— start —

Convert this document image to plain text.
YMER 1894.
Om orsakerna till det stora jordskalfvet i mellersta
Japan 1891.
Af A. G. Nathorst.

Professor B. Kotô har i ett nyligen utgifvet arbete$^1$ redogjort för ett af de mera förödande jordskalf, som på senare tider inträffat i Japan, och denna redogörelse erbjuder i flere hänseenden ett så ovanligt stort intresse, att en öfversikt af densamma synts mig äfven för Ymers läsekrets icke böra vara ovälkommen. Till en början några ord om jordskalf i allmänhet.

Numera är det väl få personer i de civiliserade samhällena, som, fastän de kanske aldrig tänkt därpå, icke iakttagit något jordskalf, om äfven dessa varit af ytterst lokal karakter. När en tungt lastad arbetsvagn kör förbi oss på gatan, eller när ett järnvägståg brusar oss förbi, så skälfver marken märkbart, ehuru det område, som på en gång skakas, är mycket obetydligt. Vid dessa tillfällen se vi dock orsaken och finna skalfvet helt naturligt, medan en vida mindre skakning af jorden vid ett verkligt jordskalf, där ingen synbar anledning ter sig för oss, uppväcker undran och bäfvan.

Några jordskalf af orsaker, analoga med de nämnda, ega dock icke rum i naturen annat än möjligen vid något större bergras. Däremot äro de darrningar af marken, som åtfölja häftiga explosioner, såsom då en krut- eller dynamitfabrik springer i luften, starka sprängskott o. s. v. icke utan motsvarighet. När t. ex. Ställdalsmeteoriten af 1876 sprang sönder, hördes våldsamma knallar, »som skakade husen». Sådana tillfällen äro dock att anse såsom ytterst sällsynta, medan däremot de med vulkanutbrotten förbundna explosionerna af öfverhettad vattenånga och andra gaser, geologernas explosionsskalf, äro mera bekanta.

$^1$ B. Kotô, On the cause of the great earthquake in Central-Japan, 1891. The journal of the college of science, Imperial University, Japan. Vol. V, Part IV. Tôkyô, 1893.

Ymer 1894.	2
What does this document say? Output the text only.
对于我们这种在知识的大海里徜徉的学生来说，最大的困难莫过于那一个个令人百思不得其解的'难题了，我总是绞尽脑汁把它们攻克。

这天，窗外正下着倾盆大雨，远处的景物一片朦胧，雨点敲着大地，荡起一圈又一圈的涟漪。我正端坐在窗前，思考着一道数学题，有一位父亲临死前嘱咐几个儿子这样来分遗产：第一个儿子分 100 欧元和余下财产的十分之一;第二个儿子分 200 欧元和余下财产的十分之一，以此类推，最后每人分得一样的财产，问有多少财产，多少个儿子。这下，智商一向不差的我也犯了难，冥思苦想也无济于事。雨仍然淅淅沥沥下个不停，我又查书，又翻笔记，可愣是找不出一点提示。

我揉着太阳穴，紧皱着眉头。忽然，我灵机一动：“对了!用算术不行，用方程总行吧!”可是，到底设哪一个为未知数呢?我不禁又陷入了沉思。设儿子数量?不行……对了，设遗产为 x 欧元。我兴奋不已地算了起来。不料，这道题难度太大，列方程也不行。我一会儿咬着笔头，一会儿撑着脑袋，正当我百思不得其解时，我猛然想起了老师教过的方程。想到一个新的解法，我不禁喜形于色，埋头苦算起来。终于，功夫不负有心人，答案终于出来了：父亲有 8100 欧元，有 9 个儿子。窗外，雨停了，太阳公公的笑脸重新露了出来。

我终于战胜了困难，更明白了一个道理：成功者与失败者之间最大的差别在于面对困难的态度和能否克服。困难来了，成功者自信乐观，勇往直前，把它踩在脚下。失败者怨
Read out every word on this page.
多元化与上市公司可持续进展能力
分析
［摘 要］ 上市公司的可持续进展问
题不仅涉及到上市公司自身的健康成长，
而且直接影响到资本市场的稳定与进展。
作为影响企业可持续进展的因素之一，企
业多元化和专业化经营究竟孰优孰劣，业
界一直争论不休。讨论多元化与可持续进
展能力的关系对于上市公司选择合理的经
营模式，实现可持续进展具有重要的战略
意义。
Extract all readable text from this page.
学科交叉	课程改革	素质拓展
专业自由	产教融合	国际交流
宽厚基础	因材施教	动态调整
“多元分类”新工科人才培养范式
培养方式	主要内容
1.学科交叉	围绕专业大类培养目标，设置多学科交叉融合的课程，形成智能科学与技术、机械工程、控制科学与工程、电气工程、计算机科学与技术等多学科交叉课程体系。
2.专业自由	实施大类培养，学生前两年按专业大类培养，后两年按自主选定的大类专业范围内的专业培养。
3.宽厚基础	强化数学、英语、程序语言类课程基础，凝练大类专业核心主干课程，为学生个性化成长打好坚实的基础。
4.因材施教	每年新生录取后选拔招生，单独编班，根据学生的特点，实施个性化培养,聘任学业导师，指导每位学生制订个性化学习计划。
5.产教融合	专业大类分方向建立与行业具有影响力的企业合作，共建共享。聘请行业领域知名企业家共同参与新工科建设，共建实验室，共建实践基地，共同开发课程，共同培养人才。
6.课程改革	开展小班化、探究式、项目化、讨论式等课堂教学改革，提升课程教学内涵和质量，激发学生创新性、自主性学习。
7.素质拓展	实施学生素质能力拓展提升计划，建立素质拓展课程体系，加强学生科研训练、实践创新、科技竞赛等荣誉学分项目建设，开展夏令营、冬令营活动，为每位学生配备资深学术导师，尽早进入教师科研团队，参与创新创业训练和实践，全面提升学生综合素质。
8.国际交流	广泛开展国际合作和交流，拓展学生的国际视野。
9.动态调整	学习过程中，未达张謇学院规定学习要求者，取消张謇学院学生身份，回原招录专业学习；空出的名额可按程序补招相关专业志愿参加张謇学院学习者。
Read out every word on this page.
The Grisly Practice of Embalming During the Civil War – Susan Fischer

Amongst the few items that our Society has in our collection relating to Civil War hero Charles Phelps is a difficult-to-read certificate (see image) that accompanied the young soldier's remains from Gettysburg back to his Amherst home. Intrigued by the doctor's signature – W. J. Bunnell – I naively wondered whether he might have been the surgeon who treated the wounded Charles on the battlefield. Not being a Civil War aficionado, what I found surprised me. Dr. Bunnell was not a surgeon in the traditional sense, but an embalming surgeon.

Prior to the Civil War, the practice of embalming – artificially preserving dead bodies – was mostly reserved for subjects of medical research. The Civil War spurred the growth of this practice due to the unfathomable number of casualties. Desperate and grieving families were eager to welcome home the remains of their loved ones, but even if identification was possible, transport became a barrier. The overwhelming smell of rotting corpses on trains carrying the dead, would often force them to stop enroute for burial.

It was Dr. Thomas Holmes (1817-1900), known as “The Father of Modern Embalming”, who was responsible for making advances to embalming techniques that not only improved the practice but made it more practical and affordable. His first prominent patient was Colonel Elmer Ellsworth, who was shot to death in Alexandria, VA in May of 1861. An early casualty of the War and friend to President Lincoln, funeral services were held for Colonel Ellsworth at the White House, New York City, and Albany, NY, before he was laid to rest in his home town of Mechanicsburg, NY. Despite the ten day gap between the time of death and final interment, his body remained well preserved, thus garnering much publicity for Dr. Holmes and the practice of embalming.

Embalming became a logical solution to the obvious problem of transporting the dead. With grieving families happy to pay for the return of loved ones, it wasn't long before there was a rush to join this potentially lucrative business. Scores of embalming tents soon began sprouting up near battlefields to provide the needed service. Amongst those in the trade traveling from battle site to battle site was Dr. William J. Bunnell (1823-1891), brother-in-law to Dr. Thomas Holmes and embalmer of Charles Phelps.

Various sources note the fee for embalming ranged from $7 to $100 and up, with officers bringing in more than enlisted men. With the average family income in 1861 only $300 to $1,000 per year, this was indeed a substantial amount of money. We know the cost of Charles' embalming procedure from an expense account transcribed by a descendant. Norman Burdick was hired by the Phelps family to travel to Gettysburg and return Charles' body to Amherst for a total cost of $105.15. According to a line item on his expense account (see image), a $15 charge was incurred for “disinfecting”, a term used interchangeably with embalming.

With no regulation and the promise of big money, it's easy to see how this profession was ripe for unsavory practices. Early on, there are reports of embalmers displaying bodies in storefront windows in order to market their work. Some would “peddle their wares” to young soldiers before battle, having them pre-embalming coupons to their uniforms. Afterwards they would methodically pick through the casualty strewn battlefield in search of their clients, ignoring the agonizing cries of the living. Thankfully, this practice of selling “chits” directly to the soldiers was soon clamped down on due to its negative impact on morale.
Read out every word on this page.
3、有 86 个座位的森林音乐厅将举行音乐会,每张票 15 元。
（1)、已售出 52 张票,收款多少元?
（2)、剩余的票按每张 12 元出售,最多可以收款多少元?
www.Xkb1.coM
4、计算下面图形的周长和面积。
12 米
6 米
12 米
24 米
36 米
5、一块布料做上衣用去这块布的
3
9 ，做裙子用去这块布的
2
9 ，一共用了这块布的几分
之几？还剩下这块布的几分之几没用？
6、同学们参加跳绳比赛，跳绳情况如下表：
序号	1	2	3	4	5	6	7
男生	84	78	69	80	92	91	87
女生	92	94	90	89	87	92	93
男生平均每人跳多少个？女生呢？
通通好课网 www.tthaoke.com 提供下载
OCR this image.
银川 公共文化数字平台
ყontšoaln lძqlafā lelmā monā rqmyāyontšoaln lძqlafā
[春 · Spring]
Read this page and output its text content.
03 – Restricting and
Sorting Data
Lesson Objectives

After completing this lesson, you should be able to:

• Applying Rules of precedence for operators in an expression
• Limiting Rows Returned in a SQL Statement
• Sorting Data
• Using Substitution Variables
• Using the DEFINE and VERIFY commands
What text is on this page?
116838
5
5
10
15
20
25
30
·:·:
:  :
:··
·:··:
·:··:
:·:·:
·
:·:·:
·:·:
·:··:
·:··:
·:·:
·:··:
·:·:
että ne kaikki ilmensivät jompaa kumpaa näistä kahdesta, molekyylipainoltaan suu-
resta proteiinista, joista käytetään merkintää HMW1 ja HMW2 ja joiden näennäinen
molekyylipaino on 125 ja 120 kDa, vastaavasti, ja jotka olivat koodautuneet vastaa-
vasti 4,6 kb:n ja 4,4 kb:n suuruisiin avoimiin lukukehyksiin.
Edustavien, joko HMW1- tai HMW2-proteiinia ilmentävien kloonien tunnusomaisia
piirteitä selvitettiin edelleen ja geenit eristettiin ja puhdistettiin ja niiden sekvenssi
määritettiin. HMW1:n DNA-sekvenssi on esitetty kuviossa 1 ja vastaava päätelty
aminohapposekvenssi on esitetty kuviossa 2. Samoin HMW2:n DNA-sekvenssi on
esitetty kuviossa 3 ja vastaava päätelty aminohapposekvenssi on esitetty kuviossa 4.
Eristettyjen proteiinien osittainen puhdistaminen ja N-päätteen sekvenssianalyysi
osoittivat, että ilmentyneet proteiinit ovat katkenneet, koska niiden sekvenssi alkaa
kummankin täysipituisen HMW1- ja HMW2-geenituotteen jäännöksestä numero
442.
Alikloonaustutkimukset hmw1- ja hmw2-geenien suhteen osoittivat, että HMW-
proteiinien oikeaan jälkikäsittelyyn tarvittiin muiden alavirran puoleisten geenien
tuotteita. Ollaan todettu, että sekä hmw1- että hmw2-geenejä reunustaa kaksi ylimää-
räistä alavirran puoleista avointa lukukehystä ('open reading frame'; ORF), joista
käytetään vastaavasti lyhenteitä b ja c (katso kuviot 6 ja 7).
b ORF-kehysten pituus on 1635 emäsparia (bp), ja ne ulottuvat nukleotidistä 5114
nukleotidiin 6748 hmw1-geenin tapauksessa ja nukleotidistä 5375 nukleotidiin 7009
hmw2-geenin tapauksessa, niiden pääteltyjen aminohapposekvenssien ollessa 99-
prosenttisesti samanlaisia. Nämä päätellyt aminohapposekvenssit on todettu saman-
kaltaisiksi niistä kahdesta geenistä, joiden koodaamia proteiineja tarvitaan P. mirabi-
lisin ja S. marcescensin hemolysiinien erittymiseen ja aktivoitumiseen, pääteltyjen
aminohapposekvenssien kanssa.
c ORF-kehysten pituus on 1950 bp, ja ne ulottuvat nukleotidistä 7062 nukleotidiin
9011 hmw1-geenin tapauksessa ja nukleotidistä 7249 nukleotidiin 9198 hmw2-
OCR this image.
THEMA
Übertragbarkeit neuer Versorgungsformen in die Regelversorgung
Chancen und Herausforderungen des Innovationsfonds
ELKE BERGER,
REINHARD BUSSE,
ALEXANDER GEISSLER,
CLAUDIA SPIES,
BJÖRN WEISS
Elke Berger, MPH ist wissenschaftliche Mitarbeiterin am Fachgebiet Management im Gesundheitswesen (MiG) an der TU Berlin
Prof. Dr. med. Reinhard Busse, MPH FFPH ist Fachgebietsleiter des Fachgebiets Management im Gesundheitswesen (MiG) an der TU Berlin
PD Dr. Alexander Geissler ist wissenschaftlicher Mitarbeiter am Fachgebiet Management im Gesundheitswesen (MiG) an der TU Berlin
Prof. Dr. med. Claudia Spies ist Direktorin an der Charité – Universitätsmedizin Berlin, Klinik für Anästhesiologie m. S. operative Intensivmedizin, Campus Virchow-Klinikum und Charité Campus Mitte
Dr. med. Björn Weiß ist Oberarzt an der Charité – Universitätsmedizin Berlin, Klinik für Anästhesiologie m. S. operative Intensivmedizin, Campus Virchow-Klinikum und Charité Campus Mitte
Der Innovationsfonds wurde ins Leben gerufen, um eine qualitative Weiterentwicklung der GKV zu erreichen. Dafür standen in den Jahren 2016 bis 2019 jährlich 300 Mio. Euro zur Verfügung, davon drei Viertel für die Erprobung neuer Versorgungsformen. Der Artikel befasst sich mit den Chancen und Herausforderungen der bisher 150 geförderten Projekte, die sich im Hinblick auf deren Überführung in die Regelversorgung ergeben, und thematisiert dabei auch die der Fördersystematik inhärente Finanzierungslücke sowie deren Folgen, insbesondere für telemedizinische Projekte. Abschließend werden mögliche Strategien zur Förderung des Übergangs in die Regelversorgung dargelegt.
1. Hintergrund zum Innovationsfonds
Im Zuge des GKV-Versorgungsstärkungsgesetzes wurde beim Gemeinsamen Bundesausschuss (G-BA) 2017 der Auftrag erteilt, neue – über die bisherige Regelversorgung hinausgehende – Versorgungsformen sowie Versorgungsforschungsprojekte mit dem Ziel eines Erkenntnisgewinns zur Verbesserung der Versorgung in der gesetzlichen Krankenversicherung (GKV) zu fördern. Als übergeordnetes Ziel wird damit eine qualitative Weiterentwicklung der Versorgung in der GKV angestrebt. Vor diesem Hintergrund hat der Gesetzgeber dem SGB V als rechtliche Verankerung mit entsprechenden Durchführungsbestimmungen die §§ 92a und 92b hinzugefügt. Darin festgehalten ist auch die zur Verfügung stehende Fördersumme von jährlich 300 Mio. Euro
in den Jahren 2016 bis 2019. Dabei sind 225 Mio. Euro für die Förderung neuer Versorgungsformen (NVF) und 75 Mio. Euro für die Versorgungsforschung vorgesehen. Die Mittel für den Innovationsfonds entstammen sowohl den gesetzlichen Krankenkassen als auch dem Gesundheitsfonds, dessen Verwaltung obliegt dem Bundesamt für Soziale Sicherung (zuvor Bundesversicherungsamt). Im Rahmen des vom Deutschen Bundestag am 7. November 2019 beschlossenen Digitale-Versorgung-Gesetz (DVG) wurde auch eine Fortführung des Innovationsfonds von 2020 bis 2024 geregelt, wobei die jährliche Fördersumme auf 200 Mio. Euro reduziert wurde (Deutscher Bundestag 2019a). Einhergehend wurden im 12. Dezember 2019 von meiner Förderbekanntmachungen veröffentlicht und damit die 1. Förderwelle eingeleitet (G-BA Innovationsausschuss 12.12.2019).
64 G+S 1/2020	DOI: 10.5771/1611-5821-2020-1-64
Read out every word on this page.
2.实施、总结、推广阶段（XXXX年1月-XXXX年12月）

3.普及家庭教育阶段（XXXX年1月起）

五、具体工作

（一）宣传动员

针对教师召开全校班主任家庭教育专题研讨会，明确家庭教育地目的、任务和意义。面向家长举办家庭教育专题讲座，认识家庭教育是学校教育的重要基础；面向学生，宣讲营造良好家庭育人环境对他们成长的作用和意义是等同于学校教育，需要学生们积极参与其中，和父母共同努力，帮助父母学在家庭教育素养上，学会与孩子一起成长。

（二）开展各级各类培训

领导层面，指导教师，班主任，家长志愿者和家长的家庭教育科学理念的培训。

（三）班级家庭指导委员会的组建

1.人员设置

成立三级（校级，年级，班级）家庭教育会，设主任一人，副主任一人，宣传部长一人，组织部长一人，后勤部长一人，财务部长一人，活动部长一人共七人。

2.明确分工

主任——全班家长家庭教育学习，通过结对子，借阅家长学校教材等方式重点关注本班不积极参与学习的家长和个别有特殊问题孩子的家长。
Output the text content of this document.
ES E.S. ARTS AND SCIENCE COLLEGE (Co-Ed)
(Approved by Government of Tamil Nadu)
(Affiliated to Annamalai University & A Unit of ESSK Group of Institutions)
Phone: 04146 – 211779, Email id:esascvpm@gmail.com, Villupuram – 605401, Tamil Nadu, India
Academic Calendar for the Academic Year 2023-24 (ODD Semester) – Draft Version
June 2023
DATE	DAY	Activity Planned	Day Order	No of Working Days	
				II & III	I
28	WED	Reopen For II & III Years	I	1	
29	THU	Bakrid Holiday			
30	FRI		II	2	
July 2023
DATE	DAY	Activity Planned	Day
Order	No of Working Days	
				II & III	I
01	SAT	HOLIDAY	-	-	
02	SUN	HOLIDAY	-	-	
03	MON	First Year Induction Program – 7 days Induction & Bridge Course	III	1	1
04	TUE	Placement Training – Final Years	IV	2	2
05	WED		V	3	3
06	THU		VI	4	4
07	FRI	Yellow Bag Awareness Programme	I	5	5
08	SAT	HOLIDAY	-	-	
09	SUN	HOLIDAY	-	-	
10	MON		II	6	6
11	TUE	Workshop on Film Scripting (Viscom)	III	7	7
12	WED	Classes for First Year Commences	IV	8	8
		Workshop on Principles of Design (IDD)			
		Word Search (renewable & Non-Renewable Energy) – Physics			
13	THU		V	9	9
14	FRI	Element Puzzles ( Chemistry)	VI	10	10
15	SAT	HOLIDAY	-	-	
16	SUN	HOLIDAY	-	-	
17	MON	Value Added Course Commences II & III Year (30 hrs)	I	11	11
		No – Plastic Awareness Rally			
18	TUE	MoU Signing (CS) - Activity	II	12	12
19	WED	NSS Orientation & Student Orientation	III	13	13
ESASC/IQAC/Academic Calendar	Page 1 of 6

— end —

Directive
Pull out every line in the data above that has the word "tapauksessa".

Finished answer
nukleotidiin 6748 hmw1-geenin tapauksessa ja nukleotidistä 5375 nukleotidiin 7009
hmw2-geenin tapauksessa, niiden pääteltyjen aminohapposekvenssien ollessa 99-
9011 hmw1-geenin tapauksessa ja nukleotidistä 7249 nukleotidiin 9198 hmw2-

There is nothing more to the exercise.